Problem to solve ▸ Restate the entire listing word for word.

Record set ▸
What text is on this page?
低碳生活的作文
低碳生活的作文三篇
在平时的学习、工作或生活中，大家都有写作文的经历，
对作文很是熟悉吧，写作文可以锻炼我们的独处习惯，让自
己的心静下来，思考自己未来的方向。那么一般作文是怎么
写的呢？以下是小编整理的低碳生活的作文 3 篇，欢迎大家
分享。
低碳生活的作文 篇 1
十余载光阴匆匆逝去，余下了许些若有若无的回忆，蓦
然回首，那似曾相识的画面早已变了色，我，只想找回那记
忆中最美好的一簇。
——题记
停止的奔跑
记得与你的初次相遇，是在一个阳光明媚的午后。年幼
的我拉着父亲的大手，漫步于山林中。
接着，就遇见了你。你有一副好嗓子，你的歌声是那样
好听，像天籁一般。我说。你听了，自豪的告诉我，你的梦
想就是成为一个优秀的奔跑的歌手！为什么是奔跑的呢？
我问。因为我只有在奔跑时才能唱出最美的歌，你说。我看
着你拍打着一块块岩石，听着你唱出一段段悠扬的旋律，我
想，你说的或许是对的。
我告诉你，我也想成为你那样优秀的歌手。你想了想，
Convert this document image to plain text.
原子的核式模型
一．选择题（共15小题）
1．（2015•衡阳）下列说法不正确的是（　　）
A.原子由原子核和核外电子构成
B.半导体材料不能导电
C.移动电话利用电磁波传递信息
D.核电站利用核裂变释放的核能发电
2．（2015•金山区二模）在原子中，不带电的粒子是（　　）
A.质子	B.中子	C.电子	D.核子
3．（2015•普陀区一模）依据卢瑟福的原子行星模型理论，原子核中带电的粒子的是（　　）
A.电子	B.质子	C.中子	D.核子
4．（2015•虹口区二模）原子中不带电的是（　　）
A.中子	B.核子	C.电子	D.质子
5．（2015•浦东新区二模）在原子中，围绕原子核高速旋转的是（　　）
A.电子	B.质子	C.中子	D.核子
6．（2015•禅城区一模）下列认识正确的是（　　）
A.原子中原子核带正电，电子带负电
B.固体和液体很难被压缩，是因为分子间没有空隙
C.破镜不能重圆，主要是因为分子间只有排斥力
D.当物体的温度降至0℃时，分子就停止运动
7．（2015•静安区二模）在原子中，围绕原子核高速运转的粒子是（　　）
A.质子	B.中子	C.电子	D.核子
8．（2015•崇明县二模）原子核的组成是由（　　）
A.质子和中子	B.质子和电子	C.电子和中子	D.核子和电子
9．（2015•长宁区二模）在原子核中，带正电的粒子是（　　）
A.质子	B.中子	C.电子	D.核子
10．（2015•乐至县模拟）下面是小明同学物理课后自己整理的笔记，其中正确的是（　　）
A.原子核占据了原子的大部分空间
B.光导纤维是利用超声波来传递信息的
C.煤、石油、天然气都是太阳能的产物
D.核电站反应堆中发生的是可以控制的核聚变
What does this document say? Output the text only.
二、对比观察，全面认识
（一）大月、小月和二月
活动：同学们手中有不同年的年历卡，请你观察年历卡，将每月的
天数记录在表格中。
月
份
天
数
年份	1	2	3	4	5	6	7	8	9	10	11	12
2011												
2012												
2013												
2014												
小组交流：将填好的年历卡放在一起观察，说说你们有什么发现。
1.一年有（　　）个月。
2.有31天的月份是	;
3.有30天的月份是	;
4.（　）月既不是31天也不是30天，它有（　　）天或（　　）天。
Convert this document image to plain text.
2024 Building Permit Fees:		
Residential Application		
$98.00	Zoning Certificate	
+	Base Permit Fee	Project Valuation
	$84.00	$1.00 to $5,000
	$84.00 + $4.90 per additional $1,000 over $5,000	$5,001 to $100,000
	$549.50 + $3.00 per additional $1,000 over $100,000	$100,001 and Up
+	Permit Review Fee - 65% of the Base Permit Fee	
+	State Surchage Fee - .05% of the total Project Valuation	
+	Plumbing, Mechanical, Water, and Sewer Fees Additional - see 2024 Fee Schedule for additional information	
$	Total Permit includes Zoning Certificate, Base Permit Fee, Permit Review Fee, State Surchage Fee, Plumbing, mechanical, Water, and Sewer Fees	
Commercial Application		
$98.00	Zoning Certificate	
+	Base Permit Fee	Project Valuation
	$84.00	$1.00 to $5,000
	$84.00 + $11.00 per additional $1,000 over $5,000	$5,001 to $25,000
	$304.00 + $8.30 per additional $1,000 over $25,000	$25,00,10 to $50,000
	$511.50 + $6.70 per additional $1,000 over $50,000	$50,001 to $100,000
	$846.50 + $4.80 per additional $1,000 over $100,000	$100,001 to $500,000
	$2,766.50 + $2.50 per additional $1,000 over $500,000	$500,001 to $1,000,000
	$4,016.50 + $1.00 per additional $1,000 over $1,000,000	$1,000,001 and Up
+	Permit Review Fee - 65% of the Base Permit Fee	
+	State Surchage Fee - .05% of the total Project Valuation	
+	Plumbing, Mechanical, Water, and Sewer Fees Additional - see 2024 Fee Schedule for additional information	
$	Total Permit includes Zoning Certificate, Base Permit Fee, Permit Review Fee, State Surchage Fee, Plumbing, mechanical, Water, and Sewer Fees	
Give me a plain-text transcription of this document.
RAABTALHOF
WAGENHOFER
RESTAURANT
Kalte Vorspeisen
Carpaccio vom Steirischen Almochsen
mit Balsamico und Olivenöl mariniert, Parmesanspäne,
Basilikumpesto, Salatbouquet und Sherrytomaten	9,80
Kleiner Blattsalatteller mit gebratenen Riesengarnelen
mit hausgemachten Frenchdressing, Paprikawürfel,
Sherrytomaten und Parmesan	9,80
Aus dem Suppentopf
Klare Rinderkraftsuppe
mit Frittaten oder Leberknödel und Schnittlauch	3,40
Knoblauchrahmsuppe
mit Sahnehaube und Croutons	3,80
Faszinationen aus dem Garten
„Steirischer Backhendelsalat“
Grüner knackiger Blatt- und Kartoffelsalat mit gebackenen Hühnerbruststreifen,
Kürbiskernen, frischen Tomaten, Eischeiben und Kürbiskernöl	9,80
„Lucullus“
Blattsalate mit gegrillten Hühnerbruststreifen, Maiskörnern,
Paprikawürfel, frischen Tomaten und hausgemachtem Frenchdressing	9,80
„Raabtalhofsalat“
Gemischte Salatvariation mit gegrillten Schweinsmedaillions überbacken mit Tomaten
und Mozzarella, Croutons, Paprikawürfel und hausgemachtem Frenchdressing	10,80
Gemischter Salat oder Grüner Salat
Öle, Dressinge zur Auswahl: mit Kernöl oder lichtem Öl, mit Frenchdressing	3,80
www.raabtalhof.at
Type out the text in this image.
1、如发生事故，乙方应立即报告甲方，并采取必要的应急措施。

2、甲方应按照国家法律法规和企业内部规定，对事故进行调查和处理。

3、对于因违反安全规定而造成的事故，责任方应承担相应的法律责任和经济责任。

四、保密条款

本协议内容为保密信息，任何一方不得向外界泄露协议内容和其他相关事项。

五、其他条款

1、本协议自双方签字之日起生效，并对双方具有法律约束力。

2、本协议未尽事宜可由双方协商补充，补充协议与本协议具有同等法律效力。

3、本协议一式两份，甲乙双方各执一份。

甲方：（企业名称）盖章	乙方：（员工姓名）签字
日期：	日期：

Written response ▸
What text is on this page?
低碳生活的作文
低碳生活的作文三篇
在平时的学习、工作或生活中，大家都有写作文的经历，
对作文很是熟悉吧，写作文可以锻炼我们的独处习惯，让自
己的心静下来，思考自己未来的方向。那么一般作文是怎么
写的呢？以下是小编整理的低碳生活的作文 3 篇，欢迎大家
分享。
低碳生活的作文 篇 1
十余载光阴匆匆逝去，余下了许些若有若无的回忆，蓦
然回首，那似曾相识的画面早已变了色，我，只想找回那记
忆中最美好的一簇。
——题记
停止的奔跑
记得与你的初次相遇，是在一个阳光明媚的午后。年幼
的我拉着父亲的大手，漫步于山林中。
接着，就遇见了你。你有一副好嗓子，你的歌声是那样
好听，像天籁一般。我说。你听了，自豪的告诉我，你的梦
想就是成为一个优秀的奔跑的歌手！为什么是奔跑的呢？
我问。因为我只有在奔跑时才能唱出最美的歌，你说。我看
着你拍打着一块块岩石，听着你唱出一段段悠扬的旋律，我
想，你说的或许是对的。
我告诉你，我也想成为你那样优秀的歌手。你想了想，
Convert this document image to plain text.
原子的核式模型
一．选择题（共15小题）
1．（2015•衡阳）下列说法不正确的是（　　）
A.原子由原子核和核外电子构成
B.半导体材料不能导电
C.移动电话利用电磁波传递信息
D.核电站利用核裂变释放的核能发电
2．（2015•金山区二模）在原子中，不带电的粒子是（　　）
A.质子	B.中子	C.电子	D.核子
3．（2015•普陀区一模）依据卢瑟福的原子行星模型理论，原子核中带电的粒子的是（　　）
A.电子	B.质子	C.中子	D.核子
4．（2015•虹口区二模）原子中不带电的是（　　）
A.中子	B.核子	C.电子	D.质子
5．（2015•浦东新区二模）在原子中，围绕原子核高速旋转的是（　　）
A.电子	B.质子	C.中子	D.核子
6．（2015•禅城区一模）下列认识正确的是（　　）
A.原子中原子核带正电，电子带负电
B.固体和液体很难被压缩，是因为分子间没有空隙
C.破镜不能重圆，主要是因为分子间只有排斥力
D.当物体的温度降至0℃时，分子就停止运动
7．（2015•静安区二模）在原子中，围绕原子核高速运转的粒子是（　　）
A.质子	B.中子	C.电子	D.核子
8．（2015•崇明县二模）原子核的组成是由（　　）
A.质子和中子	B.质子和电子	C.电子和中子	D.核子和电子
9．（2015•长宁区二模）在原子核中，带正电的粒子是（　　）
A.质子	B.中子	C.电子	D.核子
10．（2015•乐至县模拟）下面是小明同学物理课后自己整理的笔记，其中正确的是（　　）
A.原子核占据了原子的大部分空间
B.光导纤维是利用超声波来传递信息的
C.煤、石油、天然气都是太阳能的产物
D.核电站反应堆中发生的是可以控制的核聚变
What does this document say? Output the text only.
二、对比观察，全面认识
（一）大月、小月和二月
活动：同学们手中有不同年的年历卡，请你观察年历卡，将每月的
天数记录在表格中。
月
份
天
数
年份	1	2	3	4	5	6	7	8	9	10	11	12
2011												
2012												
2013												
2014												
小组交流：将填好的年历卡放在一起观察，说说你们有什么发现。
1.一年有（　　）个月。
2.有31天的月份是	;
3.有30天的月份是	;
4.（　）月既不是31天也不是30天，它有（　　）天或（　　）天。
Convert this document image to plain text.
2024 Building Permit Fees:		
Residential Application		
$98.00	Zoning Certificate	
+	Base Permit Fee	Project Valuation
	$84.00	$1.00 to $5,000
	$84.00 + $4.90 per additional $1,000 over $5,000	$5,001 to $100,000
	$549.50 + $3.00 per additional $1,000 over $100,000	$100,001 and Up
+	Permit Review Fee - 65% of the Base Permit Fee	
+	State Surchage Fee - .05% of the total Project Valuation	
+	Plumbing, Mechanical, Water, and Sewer Fees Additional - see 2024 Fee Schedule for additional information	
$	Total Permit includes Zoning Certificate, Base Permit Fee, Permit Review Fee, State Surchage Fee, Plumbing, mechanical, Water, and Sewer Fees	
Commercial Application		
$98.00	Zoning Certificate	
+	Base Permit Fee	Project Valuation
	$84.00	$1.00 to $5,000
	$84.00 + $11.00 per additional $1,000 over $5,000	$5,001 to $25,000
	$304.00 + $8.30 per additional $1,000 over $25,000	$25,00,10 to $50,000
	$511.50 + $6.70 per additional $1,000 over $50,000	$50,001 to $100,000
	$846.50 + $4.80 per additional $1,000 over $100,000	$100,001 to $500,000
	$2,766.50 + $2.50 per additional $1,000 over $500,000	$500,001 to $1,000,000
	$4,016.50 + $1.00 per additional $1,000 over $1,000,000	$1,000,001 and Up
+	Permit Review Fee - 65% of the Base Permit Fee	
+	State Surchage Fee - .05% of the total Project Valuation	
+	Plumbing, Mechanical, Water, and Sewer Fees Additional - see 2024 Fee Schedule for additional information	
$	Total Permit includes Zoning Certificate, Base Permit Fee, Permit Review Fee, State Surchage Fee, Plumbing, mechanical, Water, and Sewer Fees	
Give me a plain-text transcription of this document.
RAABTALHOF
WAGENHOFER
RESTAURANT
Kalte Vorspeisen
Carpaccio vom Steirischen Almochsen
mit Balsamico und Olivenöl mariniert, Parmesanspäne,
Basilikumpesto, Salatbouquet und Sherrytomaten	9,80
Kleiner Blattsalatteller mit gebratenen Riesengarnelen
mit hausgemachten Frenchdressing, Paprikawürfel,
Sherrytomaten und Parmesan	9,80
Aus dem Suppentopf
Klare Rinderkraftsuppe
mit Frittaten oder Leberknödel und Schnittlauch	3,40
Knoblauchrahmsuppe
mit Sahnehaube und Croutons	3,80
Faszinationen aus dem Garten
„Steirischer Backhendelsalat“
Grüner knackiger Blatt- und Kartoffelsalat mit gebackenen Hühnerbruststreifen,
Kürbiskernen, frischen Tomaten, Eischeiben und Kürbiskernöl	9,80
„Lucullus“
Blattsalate mit gegrillten Hühnerbruststreifen, Maiskörnern,
Paprikawürfel, frischen Tomaten und hausgemachtem Frenchdressing	9,80
„Raabtalhofsalat“
Gemischte Salatvariation mit gegrillten Schweinsmedaillions überbacken mit Tomaten
und Mozzarella, Croutons, Paprikawürfel und hausgemachtem Frenchdressing	10,80
Gemischter Salat oder Grüner Salat
Öle, Dressinge zur Auswahl: mit Kernöl oder lichtem Öl, mit Frenchdressing	3,80
www.raabtalhof.at
Type out the text in this image.
1、如发生事故，乙方应立即报告甲方，并采取必要的应急措施。

2、甲方应按照国家法律法规和企业内部规定，对事故进行调查和处理。

3、对于因违反安全规定而造成的事故，责任方应承担相应的法律责任和经济责任。

四、保密条款

本协议内容为保密信息，任何一方不得向外界泄露协议内容和其他相关事项。

五、其他条款

1、本协议自双方签字之日起生效，并对双方具有法律约束力。

2、本协议未尽事宜可由双方协商补充，补充协议与本协议具有同等法律效力。

3、本协议一式两份，甲乙双方各执一份。

甲方：（企业名称）盖章	乙方：（员工姓名）签字
日期：	日期：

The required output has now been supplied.